→ What you need to do: Go through the records and give each one again exactly.

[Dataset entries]
= = =

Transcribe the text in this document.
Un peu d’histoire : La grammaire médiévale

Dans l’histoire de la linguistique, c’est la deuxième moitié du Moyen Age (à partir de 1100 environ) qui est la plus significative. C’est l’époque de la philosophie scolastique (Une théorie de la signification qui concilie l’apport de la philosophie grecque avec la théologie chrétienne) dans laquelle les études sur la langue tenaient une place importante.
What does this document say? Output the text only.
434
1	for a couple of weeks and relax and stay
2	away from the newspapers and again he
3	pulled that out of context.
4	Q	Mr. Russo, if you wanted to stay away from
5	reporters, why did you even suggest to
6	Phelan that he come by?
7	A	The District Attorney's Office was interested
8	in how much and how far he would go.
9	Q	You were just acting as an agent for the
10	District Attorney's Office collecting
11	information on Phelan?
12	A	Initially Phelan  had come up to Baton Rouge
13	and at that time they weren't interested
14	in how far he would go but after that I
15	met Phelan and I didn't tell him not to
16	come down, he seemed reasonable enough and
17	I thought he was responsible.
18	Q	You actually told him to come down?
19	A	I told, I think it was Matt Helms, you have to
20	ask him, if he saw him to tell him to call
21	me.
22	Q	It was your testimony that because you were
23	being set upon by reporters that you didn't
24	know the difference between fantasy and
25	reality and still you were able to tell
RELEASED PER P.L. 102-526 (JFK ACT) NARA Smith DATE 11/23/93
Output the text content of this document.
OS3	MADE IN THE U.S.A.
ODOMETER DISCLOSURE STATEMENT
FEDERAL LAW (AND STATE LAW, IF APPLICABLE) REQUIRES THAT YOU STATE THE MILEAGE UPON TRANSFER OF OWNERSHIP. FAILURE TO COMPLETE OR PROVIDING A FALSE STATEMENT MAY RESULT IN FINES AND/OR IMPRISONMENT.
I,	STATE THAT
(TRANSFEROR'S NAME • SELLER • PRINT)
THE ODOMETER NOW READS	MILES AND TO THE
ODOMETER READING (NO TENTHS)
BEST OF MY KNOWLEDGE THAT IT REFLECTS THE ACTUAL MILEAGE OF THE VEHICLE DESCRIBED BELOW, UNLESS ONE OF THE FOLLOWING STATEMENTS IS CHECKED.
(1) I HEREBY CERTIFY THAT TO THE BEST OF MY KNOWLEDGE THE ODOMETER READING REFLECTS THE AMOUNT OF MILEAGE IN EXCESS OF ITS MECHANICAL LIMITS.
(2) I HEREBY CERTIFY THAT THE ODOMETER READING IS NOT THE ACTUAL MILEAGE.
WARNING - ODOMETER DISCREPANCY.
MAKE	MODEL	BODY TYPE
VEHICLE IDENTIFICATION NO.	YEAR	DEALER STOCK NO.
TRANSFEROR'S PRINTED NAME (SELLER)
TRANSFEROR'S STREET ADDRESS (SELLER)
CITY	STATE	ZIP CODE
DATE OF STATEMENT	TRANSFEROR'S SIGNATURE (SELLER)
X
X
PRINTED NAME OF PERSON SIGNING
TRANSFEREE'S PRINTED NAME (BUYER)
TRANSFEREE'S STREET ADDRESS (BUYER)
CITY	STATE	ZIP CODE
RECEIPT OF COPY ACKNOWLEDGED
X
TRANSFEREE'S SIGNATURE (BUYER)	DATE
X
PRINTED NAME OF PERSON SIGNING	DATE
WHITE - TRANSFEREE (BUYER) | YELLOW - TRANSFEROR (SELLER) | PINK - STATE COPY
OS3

= = =

→ Answer to this exercise:
Transcribe the text in this document.
Un peu d’histoire : La grammaire médiévale

Dans l’histoire de la linguistique, c’est la deuxième moitié du Moyen Age (à partir de 1100 environ) qui est la plus significative. C’est l’époque de la philosophie scolastique (Une théorie de la signification qui concilie l’apport de la philosophie grecque avec la théologie chrétienne) dans laquelle les études sur la langue tenaient une place importante.
What does this document say? Output the text only.
434
1	for a couple of weeks and relax and stay
2	away from the newspapers and again he
3	pulled that out of context.
4	Q	Mr. Russo, if you wanted to stay away from
5	reporters, why did you even suggest to
6	Phelan that he come by?
7	A	The District Attorney's Office was interested
8	in how much and how far he would go.
9	Q	You were just acting as an agent for the
10	District Attorney's Office collecting
11	information on Phelan?
12	A	Initially Phelan  had come up to Baton Rouge
13	and at that time they weren't interested
14	in how far he would go but after that I
15	met Phelan and I didn't tell him not to
16	come down, he seemed reasonable enough and
17	I thought he was responsible.
18	Q	You actually told him to come down?
19	A	I told, I think it was Matt Helms, you have to
20	ask him, if he saw him to tell him to call
21	me.
22	Q	It was your testimony that because you were
23	being set upon by reporters that you didn't
24	know the difference between fantasy and
25	reality and still you were able to tell
RELEASED PER P.L. 102-526 (JFK ACT) NARA Smith DATE 11/23/93
Output the text content of this document.
OS3	MADE IN THE U.S.A.
ODOMETER DISCLOSURE STATEMENT
FEDERAL LAW (AND STATE LAW, IF APPLICABLE) REQUIRES THAT YOU STATE THE MILEAGE UPON TRANSFER OF OWNERSHIP. FAILURE TO COMPLETE OR PROVIDING A FALSE STATEMENT MAY RESULT IN FINES AND/OR IMPRISONMENT.
I,	STATE THAT
(TRANSFEROR'S NAME • SELLER • PRINT)
THE ODOMETER NOW READS	MILES AND TO THE
ODOMETER READING (NO TENTHS)
BEST OF MY KNOWLEDGE THAT IT REFLECTS THE ACTUAL MILEAGE OF THE VEHICLE DESCRIBED BELOW, UNLESS ONE OF THE FOLLOWING STATEMENTS IS CHECKED.
(1) I HEREBY CERTIFY THAT TO THE BEST OF MY KNOWLEDGE THE ODOMETER READING REFLECTS THE AMOUNT OF MILEAGE IN EXCESS OF ITS MECHANICAL LIMITS.
(2) I HEREBY CERTIFY THAT THE ODOMETER READING IS NOT THE ACTUAL MILEAGE.
WARNING - ODOMETER DISCREPANCY.
MAKE	MODEL	BODY TYPE
VEHICLE IDENTIFICATION NO.	YEAR	DEALER STOCK NO.
TRANSFEROR'S PRINTED NAME (SELLER)
TRANSFEROR'S STREET ADDRESS (SELLER)
CITY	STATE	ZIP CODE
DATE OF STATEMENT	TRANSFEROR'S SIGNATURE (SELLER)
X
X
PRINTED NAME OF PERSON SIGNING
TRANSFEREE'S PRINTED NAME (BUYER)
TRANSFEREE'S STREET ADDRESS (BUYER)
CITY	STATE	ZIP CODE
RECEIPT OF COPY ACKNOWLEDGED
X
TRANSFEREE'S SIGNATURE (BUYER)	DATE
X
PRINTED NAME OF PERSON SIGNING	DATE
WHITE - TRANSFEREE (BUYER) | YELLOW - TRANSFEROR (SELLER) | PINK - STATE COPY
OS3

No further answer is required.